TRECHO DO TEXTO:

----------

Wednesday, 24 de April de 2024 ISSN 1519-7670 - Ano 24 - nº 1284

Está chegando a hora

É difícil prever todos os efeitos que a realização do provão terá sobre os cursos superiores. O que se pode dizer, por enquanto, é que a iniciativa do MEC está provocando um bem-vindo e saudável abalo no comportamento dos agentes responsáveis por estruturas de ensino que há muito tempo encontravam-se estagnadas e indiferentes ao processo de mudanças conceituais e tecnológicas que as cercam. E só por isso, o ministro Paulo Renato, ainda que possa não ter sido essa sua intenção, já marcou sua gestão de forma muito positiva.

O provão levou para dentro das faculdades uma variável que, até agora, só esteve presente nas preocupações angustiadas dos recém-formados. Com o diploma nas mãos, o desafio que espera a maioria dos jovens profissionais é o de se engalfinhar com seus concorrentes no mercado de trabalho. Só então é que parte deles se dá conta de que foi vítima de um curso que não prepara adequadamente, e que lhe foi oferecido como um instrumento imbatível de ascensão social.

----------

EXCERTOS DAS ENTRADAS:
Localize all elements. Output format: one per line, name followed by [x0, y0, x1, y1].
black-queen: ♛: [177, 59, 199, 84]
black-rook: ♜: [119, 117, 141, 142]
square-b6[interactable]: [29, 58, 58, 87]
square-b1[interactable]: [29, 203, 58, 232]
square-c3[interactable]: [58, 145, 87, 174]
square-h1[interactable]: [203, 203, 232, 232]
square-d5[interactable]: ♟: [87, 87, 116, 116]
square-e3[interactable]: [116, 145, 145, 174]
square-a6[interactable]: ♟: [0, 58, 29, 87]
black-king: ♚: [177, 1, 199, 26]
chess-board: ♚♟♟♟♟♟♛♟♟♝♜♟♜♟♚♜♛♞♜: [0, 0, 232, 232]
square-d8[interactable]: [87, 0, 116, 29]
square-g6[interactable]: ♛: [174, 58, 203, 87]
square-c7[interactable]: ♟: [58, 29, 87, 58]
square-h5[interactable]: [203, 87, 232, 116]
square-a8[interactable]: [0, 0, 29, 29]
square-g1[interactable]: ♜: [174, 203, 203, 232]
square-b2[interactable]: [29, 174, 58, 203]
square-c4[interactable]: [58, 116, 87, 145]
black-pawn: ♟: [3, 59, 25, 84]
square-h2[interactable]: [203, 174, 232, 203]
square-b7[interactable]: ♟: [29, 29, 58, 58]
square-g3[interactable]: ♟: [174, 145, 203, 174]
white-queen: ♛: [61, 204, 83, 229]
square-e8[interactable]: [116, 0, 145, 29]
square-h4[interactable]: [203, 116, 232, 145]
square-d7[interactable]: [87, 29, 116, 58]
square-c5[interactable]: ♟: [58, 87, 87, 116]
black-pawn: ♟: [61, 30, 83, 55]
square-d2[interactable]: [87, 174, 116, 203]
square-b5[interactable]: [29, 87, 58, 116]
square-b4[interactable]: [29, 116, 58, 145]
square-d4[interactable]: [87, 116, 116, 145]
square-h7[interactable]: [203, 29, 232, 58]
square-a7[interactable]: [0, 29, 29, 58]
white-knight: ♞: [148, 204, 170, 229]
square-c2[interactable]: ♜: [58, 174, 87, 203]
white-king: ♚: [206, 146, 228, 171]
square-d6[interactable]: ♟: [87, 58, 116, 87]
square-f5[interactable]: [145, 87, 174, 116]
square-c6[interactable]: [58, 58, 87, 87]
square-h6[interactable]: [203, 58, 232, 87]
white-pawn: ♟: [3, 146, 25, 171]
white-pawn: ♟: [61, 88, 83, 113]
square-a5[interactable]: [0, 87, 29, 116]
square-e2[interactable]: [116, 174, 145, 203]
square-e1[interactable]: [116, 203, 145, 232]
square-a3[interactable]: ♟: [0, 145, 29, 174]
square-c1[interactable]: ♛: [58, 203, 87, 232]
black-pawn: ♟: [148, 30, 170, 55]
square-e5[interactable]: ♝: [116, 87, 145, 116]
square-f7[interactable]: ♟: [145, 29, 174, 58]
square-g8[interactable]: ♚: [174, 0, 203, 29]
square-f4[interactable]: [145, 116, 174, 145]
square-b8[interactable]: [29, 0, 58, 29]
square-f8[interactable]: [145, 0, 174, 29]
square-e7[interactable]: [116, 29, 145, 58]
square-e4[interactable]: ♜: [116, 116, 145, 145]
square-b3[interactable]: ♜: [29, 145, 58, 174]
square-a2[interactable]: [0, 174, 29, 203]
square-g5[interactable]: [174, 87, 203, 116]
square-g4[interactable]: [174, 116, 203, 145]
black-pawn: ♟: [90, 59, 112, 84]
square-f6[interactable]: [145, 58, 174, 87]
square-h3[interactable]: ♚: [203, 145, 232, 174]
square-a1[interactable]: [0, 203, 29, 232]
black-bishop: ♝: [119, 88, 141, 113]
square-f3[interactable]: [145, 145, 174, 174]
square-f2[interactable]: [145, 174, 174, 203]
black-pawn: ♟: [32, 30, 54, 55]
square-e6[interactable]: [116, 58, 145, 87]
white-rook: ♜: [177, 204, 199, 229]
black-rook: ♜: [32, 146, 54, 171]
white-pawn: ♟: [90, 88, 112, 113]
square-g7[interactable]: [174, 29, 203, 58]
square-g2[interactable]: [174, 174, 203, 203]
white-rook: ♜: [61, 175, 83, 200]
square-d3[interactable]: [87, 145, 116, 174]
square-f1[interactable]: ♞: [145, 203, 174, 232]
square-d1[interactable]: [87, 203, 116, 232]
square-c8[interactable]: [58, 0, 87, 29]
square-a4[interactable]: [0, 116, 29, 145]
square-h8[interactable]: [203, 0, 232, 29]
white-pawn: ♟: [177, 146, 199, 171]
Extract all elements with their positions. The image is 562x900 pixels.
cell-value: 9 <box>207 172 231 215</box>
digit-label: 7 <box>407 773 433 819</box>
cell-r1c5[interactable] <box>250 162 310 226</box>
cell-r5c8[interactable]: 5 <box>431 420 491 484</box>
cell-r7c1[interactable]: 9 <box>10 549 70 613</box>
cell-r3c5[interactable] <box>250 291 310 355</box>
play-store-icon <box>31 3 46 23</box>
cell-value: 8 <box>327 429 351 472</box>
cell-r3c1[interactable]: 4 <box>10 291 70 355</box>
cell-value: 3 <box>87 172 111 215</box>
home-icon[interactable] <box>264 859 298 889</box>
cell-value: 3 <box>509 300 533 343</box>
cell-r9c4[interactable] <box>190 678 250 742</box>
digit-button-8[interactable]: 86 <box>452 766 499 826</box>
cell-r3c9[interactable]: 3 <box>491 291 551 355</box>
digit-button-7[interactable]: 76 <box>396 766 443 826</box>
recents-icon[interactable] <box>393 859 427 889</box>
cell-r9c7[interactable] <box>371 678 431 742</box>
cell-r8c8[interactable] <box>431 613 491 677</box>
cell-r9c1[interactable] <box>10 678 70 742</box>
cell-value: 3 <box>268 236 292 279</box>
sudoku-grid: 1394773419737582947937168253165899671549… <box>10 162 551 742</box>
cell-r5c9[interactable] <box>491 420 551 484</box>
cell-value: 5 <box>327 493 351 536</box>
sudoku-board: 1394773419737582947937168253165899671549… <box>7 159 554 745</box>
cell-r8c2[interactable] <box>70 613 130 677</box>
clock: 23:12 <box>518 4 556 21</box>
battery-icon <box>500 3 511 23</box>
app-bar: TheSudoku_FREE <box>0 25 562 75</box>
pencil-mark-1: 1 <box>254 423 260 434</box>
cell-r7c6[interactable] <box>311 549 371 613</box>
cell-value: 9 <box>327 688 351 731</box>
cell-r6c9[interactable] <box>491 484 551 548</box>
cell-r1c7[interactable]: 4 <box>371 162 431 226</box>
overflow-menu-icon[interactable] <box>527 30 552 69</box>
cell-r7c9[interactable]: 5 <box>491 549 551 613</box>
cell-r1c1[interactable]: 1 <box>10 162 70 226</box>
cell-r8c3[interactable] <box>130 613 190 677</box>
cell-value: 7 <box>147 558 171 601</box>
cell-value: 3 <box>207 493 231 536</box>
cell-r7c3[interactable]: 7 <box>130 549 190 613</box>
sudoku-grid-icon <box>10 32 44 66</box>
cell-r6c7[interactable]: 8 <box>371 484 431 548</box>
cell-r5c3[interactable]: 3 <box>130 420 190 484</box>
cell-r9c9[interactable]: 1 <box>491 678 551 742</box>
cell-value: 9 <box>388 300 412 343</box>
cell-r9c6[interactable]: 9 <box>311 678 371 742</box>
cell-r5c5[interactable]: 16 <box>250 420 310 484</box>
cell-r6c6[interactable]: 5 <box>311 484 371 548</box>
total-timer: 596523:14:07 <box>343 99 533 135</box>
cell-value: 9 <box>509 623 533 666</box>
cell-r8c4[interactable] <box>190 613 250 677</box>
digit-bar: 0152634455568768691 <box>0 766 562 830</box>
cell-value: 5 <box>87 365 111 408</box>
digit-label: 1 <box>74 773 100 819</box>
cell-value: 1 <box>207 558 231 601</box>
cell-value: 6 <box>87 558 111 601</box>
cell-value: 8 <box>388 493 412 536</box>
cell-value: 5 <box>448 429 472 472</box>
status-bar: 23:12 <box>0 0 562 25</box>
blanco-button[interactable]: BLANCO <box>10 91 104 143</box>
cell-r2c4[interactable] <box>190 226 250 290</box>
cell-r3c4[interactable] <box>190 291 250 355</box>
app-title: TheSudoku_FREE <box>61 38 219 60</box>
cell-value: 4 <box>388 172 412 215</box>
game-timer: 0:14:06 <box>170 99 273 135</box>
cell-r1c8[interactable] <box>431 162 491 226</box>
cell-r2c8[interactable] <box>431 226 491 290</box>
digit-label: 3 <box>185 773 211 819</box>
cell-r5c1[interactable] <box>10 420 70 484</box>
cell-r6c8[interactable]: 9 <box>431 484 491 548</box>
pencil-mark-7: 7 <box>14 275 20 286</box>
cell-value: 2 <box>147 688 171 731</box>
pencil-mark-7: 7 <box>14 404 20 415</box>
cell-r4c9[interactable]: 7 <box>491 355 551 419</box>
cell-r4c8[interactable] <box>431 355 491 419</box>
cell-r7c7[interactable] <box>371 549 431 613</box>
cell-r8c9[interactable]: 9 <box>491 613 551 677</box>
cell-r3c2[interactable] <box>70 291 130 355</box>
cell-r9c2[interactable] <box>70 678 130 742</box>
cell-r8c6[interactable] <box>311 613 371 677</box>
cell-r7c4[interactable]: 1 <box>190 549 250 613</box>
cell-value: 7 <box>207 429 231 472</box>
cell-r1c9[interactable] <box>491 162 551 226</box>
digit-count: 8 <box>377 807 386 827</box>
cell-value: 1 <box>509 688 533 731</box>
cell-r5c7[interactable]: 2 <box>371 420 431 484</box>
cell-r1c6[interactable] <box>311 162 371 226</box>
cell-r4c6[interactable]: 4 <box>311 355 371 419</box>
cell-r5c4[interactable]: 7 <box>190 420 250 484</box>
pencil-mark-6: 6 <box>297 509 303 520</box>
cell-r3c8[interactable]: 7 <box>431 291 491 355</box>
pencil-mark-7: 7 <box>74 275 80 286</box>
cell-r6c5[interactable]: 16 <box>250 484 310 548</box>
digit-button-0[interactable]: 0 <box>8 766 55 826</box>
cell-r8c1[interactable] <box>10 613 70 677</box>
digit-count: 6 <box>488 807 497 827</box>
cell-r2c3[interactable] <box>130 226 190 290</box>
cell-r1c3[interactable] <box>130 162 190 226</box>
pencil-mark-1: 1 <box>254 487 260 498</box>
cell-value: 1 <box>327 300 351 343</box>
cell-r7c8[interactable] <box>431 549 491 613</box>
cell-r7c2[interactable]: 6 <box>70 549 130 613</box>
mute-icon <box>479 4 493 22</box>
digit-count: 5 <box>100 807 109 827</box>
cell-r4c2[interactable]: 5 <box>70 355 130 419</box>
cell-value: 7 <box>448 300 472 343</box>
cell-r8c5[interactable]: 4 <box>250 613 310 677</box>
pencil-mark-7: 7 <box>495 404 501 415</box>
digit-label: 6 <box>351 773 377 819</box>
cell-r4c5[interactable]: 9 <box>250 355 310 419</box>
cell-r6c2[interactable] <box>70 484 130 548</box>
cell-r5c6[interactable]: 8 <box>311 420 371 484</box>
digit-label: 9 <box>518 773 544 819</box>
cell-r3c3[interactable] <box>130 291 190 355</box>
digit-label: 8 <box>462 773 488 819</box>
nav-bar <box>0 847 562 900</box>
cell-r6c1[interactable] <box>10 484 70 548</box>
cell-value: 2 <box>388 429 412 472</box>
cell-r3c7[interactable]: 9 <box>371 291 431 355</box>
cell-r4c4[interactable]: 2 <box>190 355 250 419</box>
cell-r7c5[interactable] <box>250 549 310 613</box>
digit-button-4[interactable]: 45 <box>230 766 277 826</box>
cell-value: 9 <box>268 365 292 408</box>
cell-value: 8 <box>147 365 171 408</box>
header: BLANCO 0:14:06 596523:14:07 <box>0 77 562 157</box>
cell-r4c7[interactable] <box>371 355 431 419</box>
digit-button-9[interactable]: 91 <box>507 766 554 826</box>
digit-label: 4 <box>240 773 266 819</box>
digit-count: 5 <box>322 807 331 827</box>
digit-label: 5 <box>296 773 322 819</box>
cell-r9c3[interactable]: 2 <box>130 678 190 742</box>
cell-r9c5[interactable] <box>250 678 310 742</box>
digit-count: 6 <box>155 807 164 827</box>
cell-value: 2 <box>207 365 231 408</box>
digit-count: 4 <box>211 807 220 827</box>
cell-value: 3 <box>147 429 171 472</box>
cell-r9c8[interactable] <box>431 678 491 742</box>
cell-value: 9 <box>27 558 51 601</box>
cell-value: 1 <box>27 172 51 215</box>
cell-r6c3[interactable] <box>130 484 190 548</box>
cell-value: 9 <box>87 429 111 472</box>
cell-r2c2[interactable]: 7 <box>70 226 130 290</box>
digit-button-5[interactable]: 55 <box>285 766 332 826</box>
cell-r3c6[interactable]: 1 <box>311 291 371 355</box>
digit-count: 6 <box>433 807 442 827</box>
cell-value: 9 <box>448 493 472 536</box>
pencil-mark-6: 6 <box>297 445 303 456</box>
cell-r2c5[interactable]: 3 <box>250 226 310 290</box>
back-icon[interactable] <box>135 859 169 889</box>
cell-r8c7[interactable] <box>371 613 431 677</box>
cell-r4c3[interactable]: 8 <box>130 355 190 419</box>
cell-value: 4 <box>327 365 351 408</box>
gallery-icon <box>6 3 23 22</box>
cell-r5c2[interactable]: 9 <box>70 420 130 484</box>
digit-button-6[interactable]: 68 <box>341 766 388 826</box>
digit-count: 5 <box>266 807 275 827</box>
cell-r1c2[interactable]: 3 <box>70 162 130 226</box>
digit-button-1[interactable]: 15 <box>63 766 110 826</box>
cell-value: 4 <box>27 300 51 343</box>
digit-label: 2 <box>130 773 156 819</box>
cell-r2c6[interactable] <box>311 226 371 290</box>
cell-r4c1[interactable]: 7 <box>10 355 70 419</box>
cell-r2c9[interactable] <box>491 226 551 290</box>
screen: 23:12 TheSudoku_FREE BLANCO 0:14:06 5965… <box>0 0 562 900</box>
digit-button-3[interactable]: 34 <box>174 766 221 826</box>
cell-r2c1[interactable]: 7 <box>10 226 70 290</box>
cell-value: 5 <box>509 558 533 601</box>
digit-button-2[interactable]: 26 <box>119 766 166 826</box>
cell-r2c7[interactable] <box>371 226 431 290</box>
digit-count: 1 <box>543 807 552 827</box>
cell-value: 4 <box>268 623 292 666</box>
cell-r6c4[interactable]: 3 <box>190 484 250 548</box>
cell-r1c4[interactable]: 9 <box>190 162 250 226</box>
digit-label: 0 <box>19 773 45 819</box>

----------

TAREFA PROPOSTA A: Copie do texto sobre o provão o trecho entre "Está chegando a" e "forma muito positiva.", inclusive.
TAREFA PROPOSTA B: Repita sem alterações as linhas das entradas desde o começo até a linha que contém "square-c1[interactable]: ♛: [58, 203, 87, 232]", inclusive.

SOLUÇÃO REDIGIDA A:
Está chegando a hora

É difícil prever todos os efeitos que a realização do provão terá sobre os cursos superiores. O que se pode dizer, por enquanto, é que a iniciativa do MEC está provocando um bem-vindo e saudável abalo no comportamento dos agentes responsáveis por estruturas de ensino que há muito tempo encontravam-se estagnadas e indiferentes ao processo de mudanças conceituais e tecnológicas que as cercam. E só por isso, o ministro Paulo Renato, ainda que possa não ter sido essa sua intenção, já marcou sua gestão de forma muito positiva.

SOLUÇÃO REDIGIDA B:
Localize all elements. Output format: one per line, name followed by [x0, y0, x1, y1].
black-queen: ♛: [177, 59, 199, 84]
black-rook: ♜: [119, 117, 141, 142]
square-b6[interactable]: [29, 58, 58, 87]
square-b1[interactable]: [29, 203, 58, 232]
square-c3[interactable]: [58, 145, 87, 174]
square-h1[interactable]: [203, 203, 232, 232]
square-d5[interactable]: ♟: [87, 87, 116, 116]
square-e3[interactable]: [116, 145, 145, 174]
square-a6[interactable]: ♟: [0, 58, 29, 87]
black-king: ♚: [177, 1, 199, 26]
chess-board: ♚♟♟♟♟♟♛♟♟♝♜♟♜♟♚♜♛♞♜: [0, 0, 232, 232]
square-d8[interactable]: [87, 0, 116, 29]
square-g6[interactable]: ♛: [174, 58, 203, 87]
square-c7[interactable]: ♟: [58, 29, 87, 58]
square-h5[interactable]: [203, 87, 232, 116]
square-a8[interactable]: [0, 0, 29, 29]
square-g1[interactable]: ♜: [174, 203, 203, 232]
square-b2[interactable]: [29, 174, 58, 203]
square-c4[interactable]: [58, 116, 87, 145]
black-pawn: ♟: [3, 59, 25, 84]
square-h2[interactable]: [203, 174, 232, 203]
square-b7[interactable]: ♟: [29, 29, 58, 58]
square-g3[interactable]: ♟: [174, 145, 203, 174]
white-queen: ♛: [61, 204, 83, 229]
square-e8[interactable]: [116, 0, 145, 29]
square-h4[interactable]: [203, 116, 232, 145]
square-d7[interactable]: [87, 29, 116, 58]
square-c5[interactable]: ♟: [58, 87, 87, 116]
black-pawn: ♟: [61, 30, 83, 55]
square-d2[interactable]: [87, 174, 116, 203]
square-b5[interactable]: [29, 87, 58, 116]
square-b4[interactable]: [29, 116, 58, 145]
square-d4[interactable]: [87, 116, 116, 145]
square-h7[interactable]: [203, 29, 232, 58]
square-a7[interactable]: [0, 29, 29, 58]
white-knight: ♞: [148, 204, 170, 229]
square-c2[interactable]: ♜: [58, 174, 87, 203]
white-king: ♚: [206, 146, 228, 171]
square-d6[interactable]: ♟: [87, 58, 116, 87]
square-f5[interactable]: [145, 87, 174, 116]
square-c6[interactable]: [58, 58, 87, 87]
square-h6[interactable]: [203, 58, 232, 87]
white-pawn: ♟: [3, 146, 25, 171]
white-pawn: ♟: [61, 88, 83, 113]
square-a5[interactable]: [0, 87, 29, 116]
square-e2[interactable]: [116, 174, 145, 203]
square-e1[interactable]: [116, 203, 145, 232]
square-a3[interactable]: ♟: [0, 145, 29, 174]
square-c1[interactable]: ♛: [58, 203, 87, 232]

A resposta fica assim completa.